TASK DESCRIPTION:
Give back the full listing verbatim, apart from its images.

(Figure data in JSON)

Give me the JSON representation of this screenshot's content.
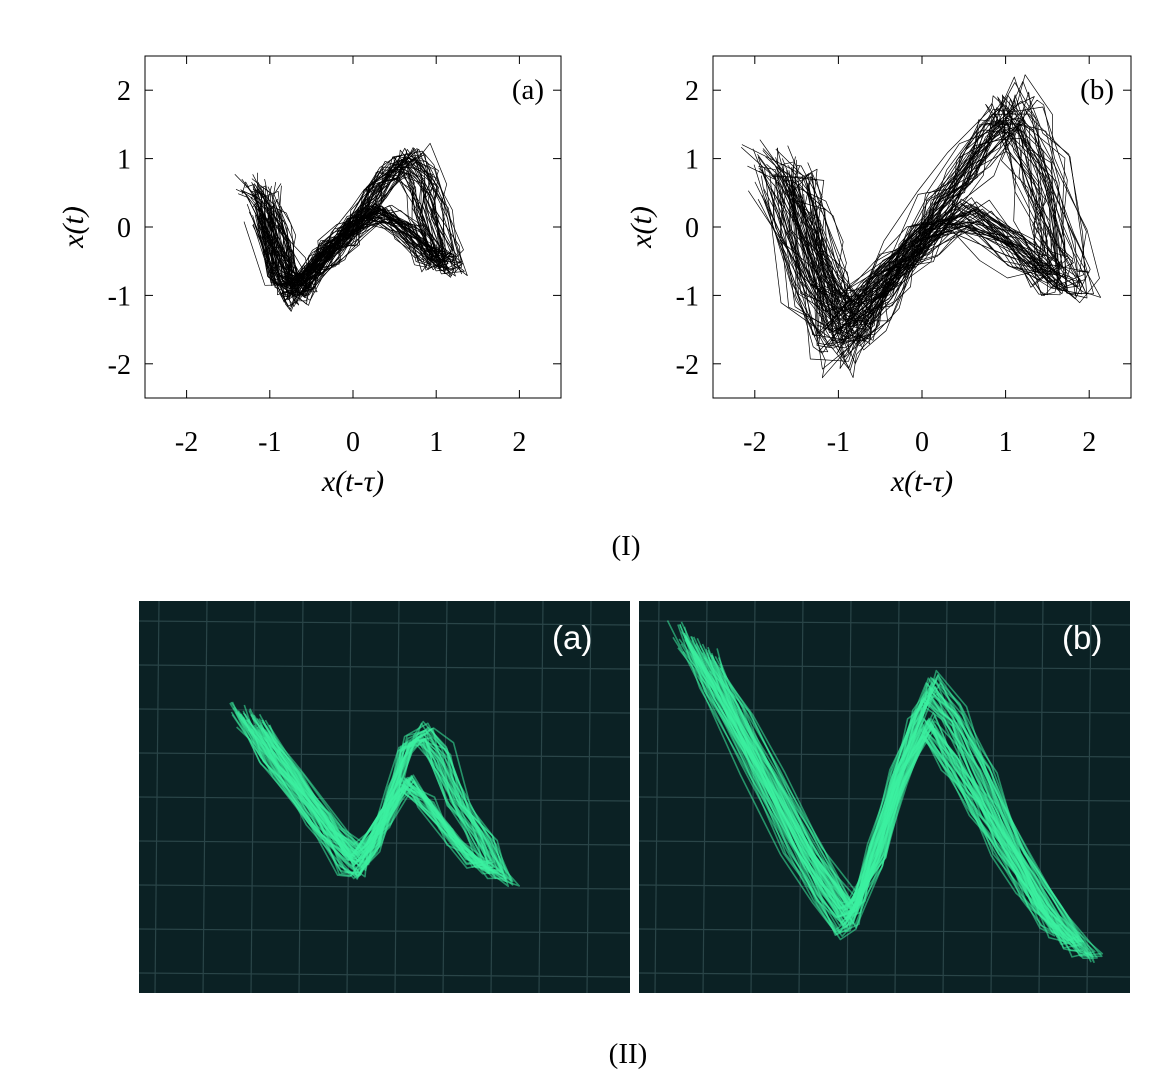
{
  "chart_data": [
    {
      "type": "scatter",
      "panel_label": "(a)",
      "xlabel": "x(t-τ)",
      "ylabel": "x(t)",
      "xlim": [
        -2.5,
        2.5
      ],
      "ylim": [
        -2.5,
        2.5
      ],
      "xticks": [
        -2,
        -1,
        0,
        1,
        2
      ],
      "yticks": [
        -2,
        -1,
        0,
        1,
        2
      ],
      "grid": false,
      "attractor_extent": {
        "x": [
          -1.3,
          1.25
        ],
        "y": [
          -1.3,
          1.3
        ]
      },
      "attractor_path": [
        [
          -1.3,
          0.65
        ],
        [
          -1.2,
          0.5
        ],
        [
          -1.05,
          -0.1
        ],
        [
          -0.9,
          -0.7
        ],
        [
          -0.8,
          -1.1
        ],
        [
          -0.65,
          -1.05
        ],
        [
          -0.5,
          -0.75
        ],
        [
          -0.3,
          -0.4
        ],
        [
          -0.1,
          -0.15
        ],
        [
          0.1,
          0.2
        ],
        [
          0.3,
          0.55
        ],
        [
          0.55,
          0.95
        ],
        [
          0.75,
          1.1
        ],
        [
          0.95,
          0.75
        ],
        [
          1.05,
          0.3
        ],
        [
          1.2,
          -0.4
        ],
        [
          1.25,
          -0.6
        ],
        [
          1.1,
          -0.55
        ],
        [
          0.8,
          -0.1
        ],
        [
          0.4,
          0.2
        ],
        [
          0.0,
          0.0
        ],
        [
          -0.4,
          -0.5
        ],
        [
          -0.75,
          -0.95
        ],
        [
          -1.0,
          -0.8
        ],
        [
          -1.2,
          0.2
        ]
      ]
    },
    {
      "type": "scatter",
      "panel_label": "(b)",
      "xlabel": "x(t-τ)",
      "ylabel": "x(t)",
      "xlim": [
        -2.5,
        2.5
      ],
      "ylim": [
        -2.5,
        2.5
      ],
      "xticks": [
        -2,
        -1,
        0,
        1,
        2
      ],
      "yticks": [
        -2,
        -1,
        0,
        1,
        2
      ],
      "grid": false,
      "attractor_extent": {
        "x": [
          -2.0,
          1.95
        ],
        "y": [
          -2.0,
          2.0
        ]
      },
      "attractor_path": [
        [
          -2.0,
          1.05
        ],
        [
          -1.8,
          0.8
        ],
        [
          -1.6,
          0.0
        ],
        [
          -1.4,
          -0.9
        ],
        [
          -1.2,
          -1.7
        ],
        [
          -1.0,
          -1.95
        ],
        [
          -0.8,
          -1.6
        ],
        [
          -0.5,
          -1.0
        ],
        [
          -0.2,
          -0.4
        ],
        [
          0.2,
          0.3
        ],
        [
          0.6,
          1.0
        ],
        [
          1.0,
          1.6
        ],
        [
          1.2,
          1.95
        ],
        [
          1.4,
          1.6
        ],
        [
          1.6,
          0.8
        ],
        [
          1.8,
          -0.2
        ],
        [
          1.95,
          -0.85
        ],
        [
          1.75,
          -0.9
        ],
        [
          1.3,
          -0.4
        ],
        [
          0.6,
          0.2
        ],
        [
          0.0,
          -0.2
        ],
        [
          -0.6,
          -0.9
        ],
        [
          -1.1,
          -1.5
        ],
        [
          -1.5,
          -1.0
        ],
        [
          -1.9,
          0.7
        ]
      ]
    }
  ],
  "section_labels": {
    "top": "(I)",
    "bottom": "(II)"
  },
  "photos": [
    {
      "label": "(a)"
    },
    {
      "label": "(b)"
    }
  ],
  "colors": {
    "trace": "#000000",
    "oscilloscope_bg": "#0b2124",
    "oscilloscope_trace": "#3cf0a0",
    "oscilloscope_grid": "#2a4548"
  }
}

THE SOLUTION:
Give me the JSON representation of this screenshot's content.
{
  "chart_data": [
    {
      "type": "scatter",
      "panel_label": "(a)",
      "xlabel": "x(t-τ)",
      "ylabel": "x(t)",
      "xlim": [
        -2.5,
        2.5
      ],
      "ylim": [
        -2.5,
        2.5
      ],
      "xticks": [
        -2,
        -1,
        0,
        1,
        2
      ],
      "yticks": [
        -2,
        -1,
        0,
        1,
        2
      ],
      "grid": false,
      "attractor_extent": {
        "x": [
          -1.3,
          1.25
        ],
        "y": [
          -1.3,
          1.3
        ]
      },
      "attractor_path": [
        [
          -1.3,
          0.65
        ],
        [
          -1.2,
          0.5
        ],
        [
          -1.05,
          -0.1
        ],
        [
          -0.9,
          -0.7
        ],
        [
          -0.8,
          -1.1
        ],
        [
          -0.65,
          -1.05
        ],
        [
          -0.5,
          -0.75
        ],
        [
          -0.3,
          -0.4
        ],
        [
          -0.1,
          -0.15
        ],
        [
          0.1,
          0.2
        ],
        [
          0.3,
          0.55
        ],
        [
          0.55,
          0.95
        ],
        [
          0.75,
          1.1
        ],
        [
          0.95,
          0.75
        ],
        [
          1.05,
          0.3
        ],
        [
          1.2,
          -0.4
        ],
        [
          1.25,
          -0.6
        ],
        [
          1.1,
          -0.55
        ],
        [
          0.8,
          -0.1
        ],
        [
          0.4,
          0.2
        ],
        [
          0.0,
          0.0
        ],
        [
          -0.4,
          -0.5
        ],
        [
          -0.75,
          -0.95
        ],
        [
          -1.0,
          -0.8
        ],
        [
          -1.2,
          0.2
        ]
      ]
    },
    {
      "type": "scatter",
      "panel_label": "(b)",
      "xlabel": "x(t-τ)",
      "ylabel": "x(t)",
      "xlim": [
        -2.5,
        2.5
      ],
      "ylim": [
        -2.5,
        2.5
      ],
      "xticks": [
        -2,
        -1,
        0,
        1,
        2
      ],
      "yticks": [
        -2,
        -1,
        0,
        1,
        2
      ],
      "grid": false,
      "attractor_extent": {
        "x": [
          -2.0,
          1.95
        ],
        "y": [
          -2.0,
          2.0
        ]
      },
      "attractor_path": [
        [
          -2.0,
          1.05
        ],
        [
          -1.8,
          0.8
        ],
        [
          -1.6,
          0.0
        ],
        [
          -1.4,
          -0.9
        ],
        [
          -1.2,
          -1.7
        ],
        [
          -1.0,
          -1.95
        ],
        [
          -0.8,
          -1.6
        ],
        [
          -0.5,
          -1.0
        ],
        [
          -0.2,
          -0.4
        ],
        [
          0.2,
          0.3
        ],
        [
          0.6,
          1.0
        ],
        [
          1.0,
          1.6
        ],
        [
          1.2,
          1.95
        ],
        [
          1.4,
          1.6
        ],
        [
          1.6,
          0.8
        ],
        [
          1.8,
          -0.2
        ],
        [
          1.95,
          -0.85
        ],
        [
          1.75,
          -0.9
        ],
        [
          1.3,
          -0.4
        ],
        [
          0.6,
          0.2
        ],
        [
          0.0,
          -0.2
        ],
        [
          -0.6,
          -0.9
        ],
        [
          -1.1,
          -1.5
        ],
        [
          -1.5,
          -1.0
        ],
        [
          -1.9,
          0.7
        ]
      ]
    }
  ],
  "section_labels": {
    "top": "(I)",
    "bottom": "(II)"
  },
  "photos": [
    {
      "label": "(a)"
    },
    {
      "label": "(b)"
    }
  ],
  "colors": {
    "trace": "#000000",
    "oscilloscope_bg": "#0b2124",
    "oscilloscope_trace": "#3cf0a0",
    "oscilloscope_grid": "#2a4548"
  }
}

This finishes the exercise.